### Selected passage
▽

With journalists, DOJ is supposed to use shorter gags–three months. The series of year-long gags suggests that DOJ was trying to hide the existence of these subpoenas not just to hide an investigation, but to delay the political embarrassment of it.

There’s no reason to believe that Adam Schiff leaked a FISA application targeting Carter Page first obtained in 2016 in 2009 (or whenever the Californian lawmaker first set up his Apple account). It’s a physical impossibility. So it is completely unreasonable to imagine that years-old toll records would be “relevant to” a leak investigation predicated off a leak in 2017. Mind you, obtaining all records since the inception of the account is totally normal! It’s what DOJ did, for example, with Antionne Brodnax, a January 6 defendant who got notice of subpoenas served on him, but whose attempt to limit the subpoena failed because those whose records are subpoenaed have no authority to do that. There are two appropriate responses to the unreasonable breadth of this request: both a focus on the failure to use special caution with Congressional targets, but also some discussion about how such broad requests are unreasonable regardless of the target.

Given the number of these selectors, it seems unlikely DOJ did more than ID the people who had access to the leaked information in question. Except if they only obtained selectors for Democrats, it would suggest investigators went into the investigation with the assumption that the leak was political, and that such a political leak would necessarily be partisan. That’s simply not backed by exhibited reality, and if that’s what happened, it should force some scrutiny on who made those assumptions. That’s all the more true given hints that Republicans like Paul Ryan may have tipped Page off that he had been targeted.

These kinds of limiting factors are where the most good can come out of this shit-show, because they would have a real impact and if applied broadly would help not just Schiff.

Barr continued to appoint unqualified prosecutors to do his political dirty work

I think it would be useful to separate the initial records request — after all, the leak of a FISA intercept and the target of a FISA order are virtually unprecedented — from the continued use of the records in 2020, under Billy Barr.

The NYT explains that the initial investigators believed that charges were unlikely, but Barr redoubled efforts in 2020.

△

### Extracted information
▽

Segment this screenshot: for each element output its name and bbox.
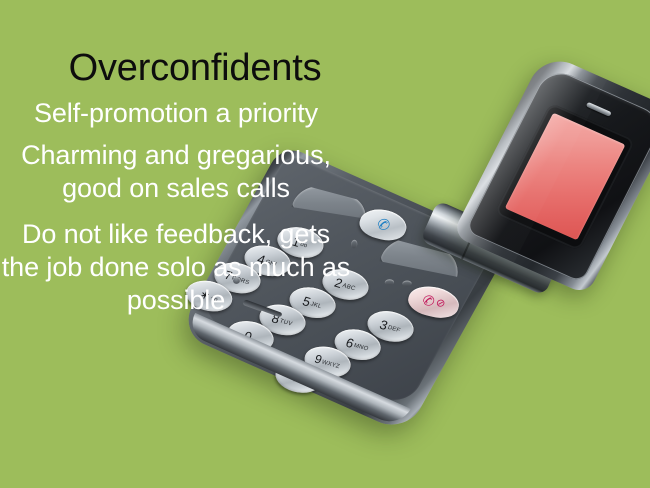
bullet-line: the job done solo as much as <box>0 251 352 284</box>
slide-canvas: ✆ ✆ ⊘ 1 oo 2 ABC 3 <box>0 0 650 488</box>
bullet-line: Do not like feedback, gets <box>0 218 352 251</box>
bullet-paragraph-3: Do not like feedback, gets the job done … <box>0 218 352 317</box>
bullet-paragraph-1: Self-promotion a priority <box>0 97 352 130</box>
bullet-line: possible <box>0 284 352 317</box>
phone-screen <box>505 113 626 241</box>
earpiece-icon <box>586 102 612 117</box>
page-title: Overconfidents <box>0 47 390 89</box>
key-letters: MNO <box>353 343 369 353</box>
bullet-line: Self-promotion a priority <box>0 97 352 130</box>
key-letters: WXYZ <box>321 360 341 371</box>
bullet-paragraph-2: Charming and gregarious, good on sales c… <box>0 139 352 205</box>
key-letters: DEF <box>387 325 401 334</box>
bullet-line: good on sales calls <box>0 172 352 205</box>
bullet-line: Charming and gregarious, <box>0 139 352 172</box>
slide-text-block: Overconfidents Self-promotion a priority… <box>0 0 360 340</box>
handset-icon: ✆ <box>374 216 393 234</box>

△

### Problem to work on
Please reproduce the stretch of the passage about the DOJ leak subpoenas from "These kinds of" through "efforts in 2020.", word for word.

### Answer to the exercise
These kinds of limiting factors are where the most good can come out of this shit-show, because they would have a real impact and if applied broadly would help not just Schiff.

Barr continued to appoint unqualified prosecutors to do his political dirty work

I think it would be useful to separate the initial records request — after all, the leak of a FISA intercept and the target of a FISA order are virtually unprecedented — from the continued use of the records in 2020, under Billy Barr.

The NYT explains that the initial investigators believed that charges were unlikely, but Barr redoubled efforts in 2020.